### Excerpt:
* * *

Category Archives: LG

LG G Flex Curved Screen Smartphone



LG LogoLG have announced the widely anticipated G Flex smartphone, the first to have a significantly curved screen. Obviously there have been smartphones with curved screens before, such as the Nexus S and the original Palm Pre, but the LG Flex is the first to make the curved screen into a major feature. Intended to follow the features of the face, physical improvements are accompanied by changes to the user interface to take advantage of the curved screen.

The new 6″ screen is based on the world’s largest Plastic OLED (POLED) display and as might be guessed from the name, the display and curved OLED panel are built on plastic substrates instead of glass. Further by combining all three sub-pixels (RGB) into a singled pixel, the display is brighter and clearer too.

Although the curved screen is the most obvious development, developing a curved battery was also a necessity. A sister company, LG Chem, developed the curved battery technology specifically for the G Flex and it has a capacity of 3,500 mAh, which should see the G Flex through the day.  For comparison, 2,500 mAH is fairly standard on smartphones. Perhaps unsurprisingly, the battery isn’t removeable.

* * *

### Data section:
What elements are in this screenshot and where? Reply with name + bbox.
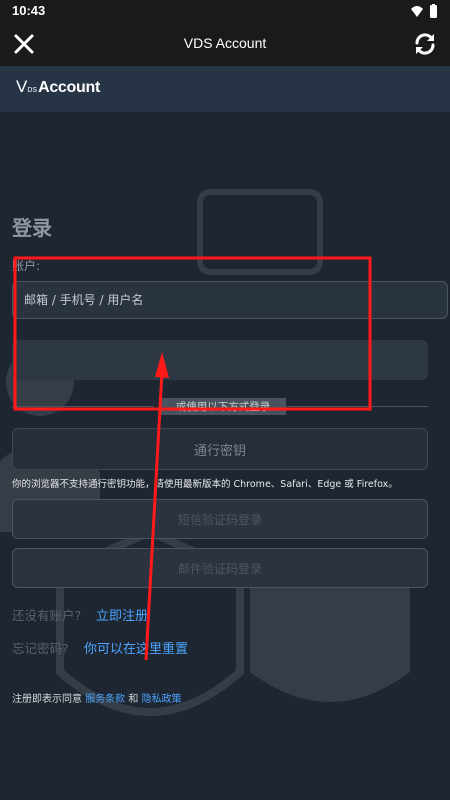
email-code-login-button[interactable]: 邮件验证码登录: [12, 548, 428, 588]
account-label: 账户:: [12, 259, 41, 273]
sms-code-login-button[interactable]: 短信验证码登录: [12, 499, 428, 539]
terms-of-service-link[interactable]: 服务条款: [85, 694, 125, 705]
brand-bar: VDSAccount: [0, 66, 450, 112]
reset-password-link[interactable]: 你可以在这里重置: [84, 638, 188, 657]
no-account-text: 还没有账户?: [12, 608, 82, 623]
login-panel: 登录 账户: 或使用以下方式登录 通行密钥 你的浏览器不支持通行密钥功能，请使用…: [0, 112, 450, 800]
passkey-unsupported-note: 你的浏览器不支持通行密钥功能，请使用最新版本的 Chrome、Safari、Ed…: [12, 479, 398, 490]
login-heading: 登录: [12, 216, 52, 240]
refresh-icon[interactable]: [410, 29, 440, 59]
terms-and: 和: [128, 694, 139, 705]
register-link[interactable]: 立即注册: [96, 605, 148, 624]
status-bar: 10:43: [0, 0, 450, 24]
page-title: VDS Account: [183, 35, 267, 51]
privacy-policy-link[interactable]: 隐私政策: [142, 694, 182, 705]
forgot-password-text: 忘记密码?: [12, 641, 69, 656]
terms-line: 注册即表示同意 服务条款 和 隐私政策: [12, 690, 182, 705]
wifi-icon: [411, 6, 423, 17]
terms-prefix: 注册即表示同意: [12, 694, 82, 705]
battery-icon: [430, 5, 437, 18]
account-input[interactable]: [12, 281, 448, 319]
vds-account-logo: VDSAccount: [16, 77, 100, 96]
alt-login-divider-text: 或使用以下方式登录: [160, 398, 286, 415]
next-button[interactable]: [12, 340, 428, 380]
status-icons: [411, 4, 437, 18]
passkey-button[interactable]: 通行密钥: [12, 428, 428, 470]
divider-left: [12, 406, 154, 407]
status-time: 10:43: [12, 3, 46, 18]
title-bar: VDS Account: [0, 24, 450, 66]
divider-right: [286, 406, 428, 407]
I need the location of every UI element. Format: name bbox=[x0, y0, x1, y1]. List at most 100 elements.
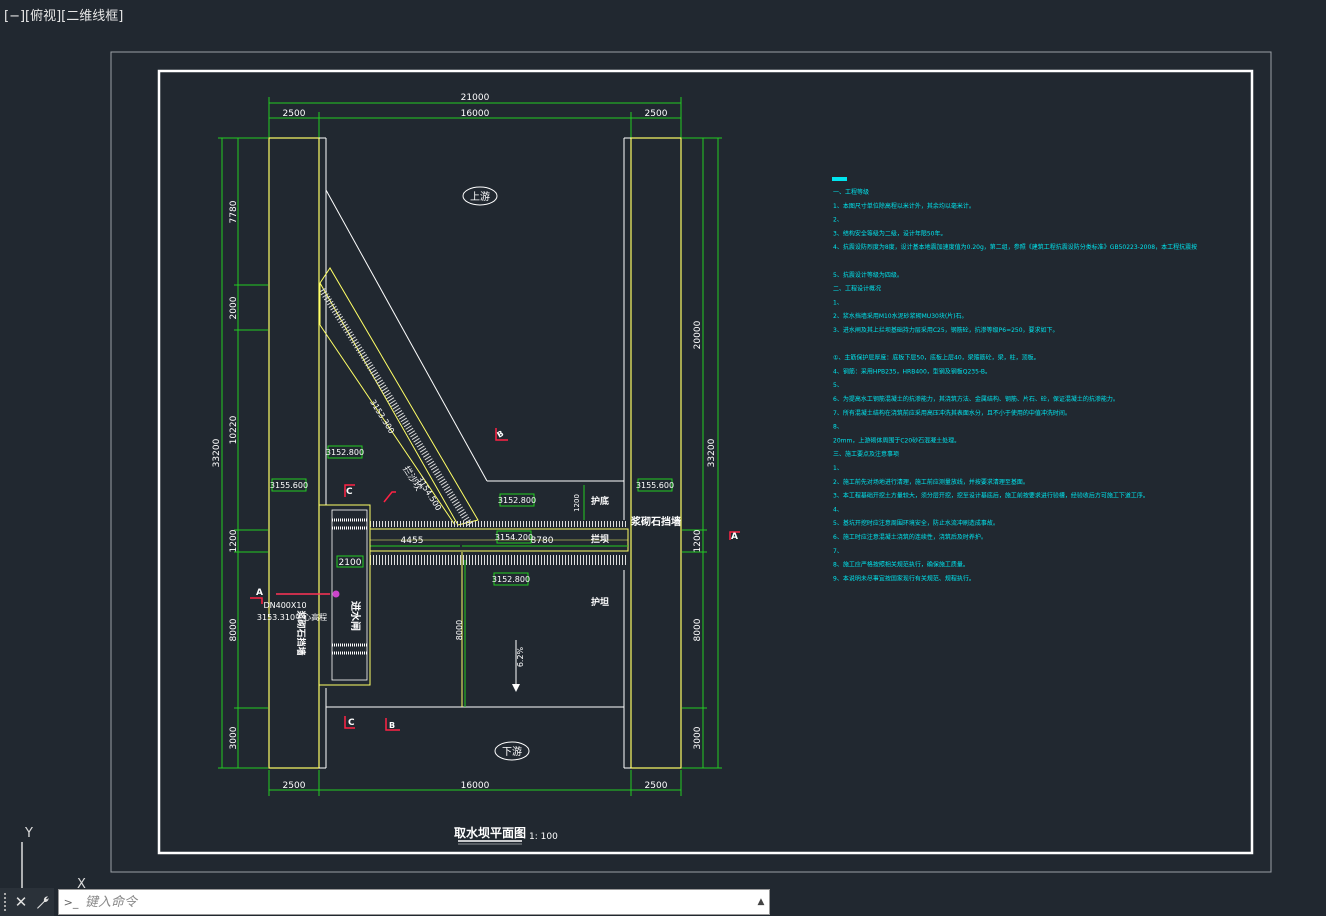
note-line: 6、为提高水工钢筋混凝土的抗渗能力，其浇筑方法、金属结构、钢筋、片石、砼，保证混… bbox=[833, 395, 1119, 403]
dim-left-s5: 8000 bbox=[229, 618, 239, 641]
dim-left-s2: 2000 bbox=[229, 296, 239, 319]
dim-right-s4: 3000 bbox=[693, 726, 703, 749]
intake-gate bbox=[276, 504, 371, 686]
command-line-bar: ✕ >_ ▲ bbox=[0, 888, 770, 916]
dim-top-middle: 16000 bbox=[461, 109, 490, 119]
note-line: 1、 bbox=[833, 465, 843, 472]
note-line: 三、施工要点及注意事项 bbox=[833, 450, 899, 458]
right-retaining-wall bbox=[623, 137, 682, 769]
drawing-scale: 1: 100 bbox=[529, 832, 558, 842]
note-line: 2、浆水挡墙采用M10水泥砂浆砌MU30块(片)石。 bbox=[833, 312, 968, 320]
notes-heading-bar bbox=[832, 177, 847, 181]
section-marker-b-top: B bbox=[495, 428, 508, 441]
note-line: 7、 bbox=[833, 548, 843, 555]
note-line: ①、主筋保护层厚度：底板下层50，底板上层40，梁箍筋砼，梁，柱，顶板。 bbox=[833, 354, 1040, 362]
elev-left-wall: 3155.600 bbox=[270, 481, 308, 490]
dim-1200-inner: 1200 bbox=[573, 494, 581, 512]
note-line: 5、基坑开挖时应注意周围环境安全，防止水流冲刷造成事故。 bbox=[833, 519, 999, 527]
label-slope: 6.2% bbox=[516, 646, 525, 667]
outer-sheet-frame bbox=[110, 51, 1272, 873]
left-dimensions bbox=[218, 137, 268, 769]
dim-left-s4: 1200 bbox=[229, 529, 239, 552]
section-marker-mid bbox=[383, 491, 396, 503]
diagonal-weir bbox=[319, 267, 479, 527]
wrench-icon bbox=[37, 896, 49, 909]
dim-8780: 8780 bbox=[531, 536, 554, 546]
note-line: 2、 bbox=[833, 217, 843, 224]
dim-left-s1: 7780 bbox=[229, 200, 239, 223]
command-input[interactable] bbox=[83, 891, 753, 913]
dim-top-total: 21000 bbox=[461, 93, 490, 103]
design-notes: 一、工程等级 1、本图尺寸单位除高程以米计外，其余均以毫米计。 2、 3、结构安全等级… bbox=[833, 188, 1197, 582]
dim-left-total: 33200 bbox=[212, 438, 222, 467]
drawing-title: 取水坝平面图 bbox=[454, 825, 526, 840]
note-line: 5、 bbox=[833, 382, 843, 389]
dim-top-right: 2500 bbox=[645, 109, 668, 119]
command-prompt-icon[interactable]: >_ bbox=[59, 891, 83, 913]
label-weir: 拦坝 bbox=[591, 533, 609, 545]
note-line: 4、抗震设防烈度为8度，设计基本地震加速度值为0.20g，第二组，参照《建筑工程… bbox=[833, 243, 1197, 251]
customize-button[interactable] bbox=[32, 888, 54, 916]
svg-text:Y: Y bbox=[24, 826, 33, 841]
slope-arrow-head bbox=[512, 684, 520, 692]
section-marker-c-top: C bbox=[344, 484, 355, 497]
note-line: 7、所有混凝土结构在浇筑前应采用高压冲洗其表面水分，且不小于使用的中值冲洗时间。 bbox=[833, 409, 1071, 417]
dim-right-total: 33200 bbox=[707, 438, 717, 467]
note-line: 3、结构安全等级为二级，设计年限50年。 bbox=[833, 229, 946, 237]
label-pipe: DN400X10 bbox=[263, 601, 306, 610]
note-line: 4、钢筋：采用HPB235，HRB400，型钢及钢板Q235-B。 bbox=[833, 367, 991, 375]
note-line: 20mm，上游砌体周围于C20砂石混凝土处理。 bbox=[833, 436, 960, 444]
upstream-channel-outline bbox=[325, 189, 624, 708]
label-pipe-elev: 3153.310中心高程 bbox=[257, 612, 327, 622]
command-history-up-icon[interactable]: ▲ bbox=[753, 891, 769, 913]
ucs-icon: Y X bbox=[21, 826, 86, 888]
cad-drawing-canvas[interactable]: 21000 2500 16000 2500 2500 16000 2500 33… bbox=[0, 0, 1326, 888]
inner-dimensions bbox=[370, 485, 628, 707]
note-line: 一、工程等级 bbox=[833, 188, 869, 196]
dim-top-left: 2500 bbox=[283, 109, 306, 119]
section-marker-a-right: A bbox=[729, 531, 740, 542]
label-apron-up: 护底 bbox=[591, 495, 609, 507]
left-retaining-wall bbox=[268, 137, 327, 769]
note-line: 8、施工应严格按照相关规范执行，确保施工质量。 bbox=[833, 561, 969, 569]
svg-text:A: A bbox=[731, 532, 738, 542]
dim-2100: 2100 bbox=[339, 558, 362, 568]
note-line: 6、施工时应注意混凝土浇筑的连续性，浇筑后及时养护。 bbox=[833, 533, 987, 541]
section-marker-b-bottom: B bbox=[385, 718, 400, 731]
svg-text:C: C bbox=[348, 718, 355, 728]
dim-right-s3: 8000 bbox=[693, 618, 703, 641]
horizontal-weir bbox=[369, 521, 629, 707]
dim-left-s3: 10220 bbox=[229, 415, 239, 444]
svg-text:X: X bbox=[77, 877, 86, 888]
close-icon: ✕ bbox=[14, 893, 28, 911]
note-line: 1、 bbox=[833, 299, 843, 306]
note-line: 二、工程设计概况 bbox=[833, 285, 881, 293]
close-command-line-button[interactable]: ✕ bbox=[10, 888, 32, 916]
label-intake: 进水闸 bbox=[349, 601, 362, 631]
dim-bottom-right: 2500 bbox=[645, 781, 668, 791]
downstream-label: 下游 bbox=[502, 745, 522, 758]
dim-bottom-left: 2500 bbox=[283, 781, 306, 791]
note-line: 1、本图尺寸单位除高程以米计外，其余均以毫米计。 bbox=[833, 202, 975, 210]
label-right-wall: 浆砌石挡墙 bbox=[631, 515, 681, 528]
dim-8000-inner: 8000 bbox=[455, 620, 464, 640]
svg-text:B: B bbox=[389, 721, 395, 730]
label-apron-down: 护坦 bbox=[591, 596, 609, 608]
note-line: 5、抗震设计等级为四级。 bbox=[833, 271, 903, 279]
svg-text:C: C bbox=[346, 487, 353, 497]
command-input-box[interactable]: >_ ▲ bbox=[58, 889, 770, 915]
svg-text:B: B bbox=[496, 429, 506, 440]
section-marker-c-bottom: C bbox=[344, 716, 355, 729]
note-line: 8、 bbox=[833, 424, 843, 431]
elev-weir-crest: 3154.200 bbox=[495, 533, 533, 542]
note-line: 2、施工前先对场地进行清理，施工前应测量放线，并按要求清理至基面。 bbox=[833, 478, 1029, 486]
dim-right-s2: 1200 bbox=[693, 529, 703, 552]
dim-4455: 4455 bbox=[401, 536, 424, 546]
command-line-grip[interactable] bbox=[0, 888, 10, 916]
dim-left-s6: 3000 bbox=[229, 726, 239, 749]
upstream-label: 上游 bbox=[470, 190, 490, 203]
note-line: 4、 bbox=[833, 506, 843, 513]
elev-diag1: 3153.300 bbox=[368, 398, 396, 435]
note-line: 3、进水闸及其上拦坝基础持力层采用C25，钢筋砼，抗渗等级P6=250，要求如下… bbox=[833, 326, 1059, 334]
elev-down-area: 3152.800 bbox=[492, 575, 530, 584]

* * *

### Exercise prompt:
Return everything in the G Flex article from "LG G Flex Curved" down to "and clearer too.", copied word for word. The entries come from a separate source and are unrelated to the G Flex article.

### Result:
LG G Flex Curved Screen Smartphone



LG LogoLG have announced the widely anticipated G Flex smartphone, the first to have a significantly curved screen. Obviously there have been smartphones with curved screens before, such as the Nexus S and the original Palm Pre, but the LG Flex is the first to make the curved screen into a major feature. Intended to follow the features of the face, physical improvements are accompanied by changes to the user interface to take advantage of the curved screen.

The new 6″ screen is based on the world’s largest Plastic OLED (POLED) display and as might be guessed from the name, the display and curved OLED panel are built on plastic substrates instead of glass. Further by combining all three sub-pixels (RGB) into a singled pixel, the display is brighter and clearer too.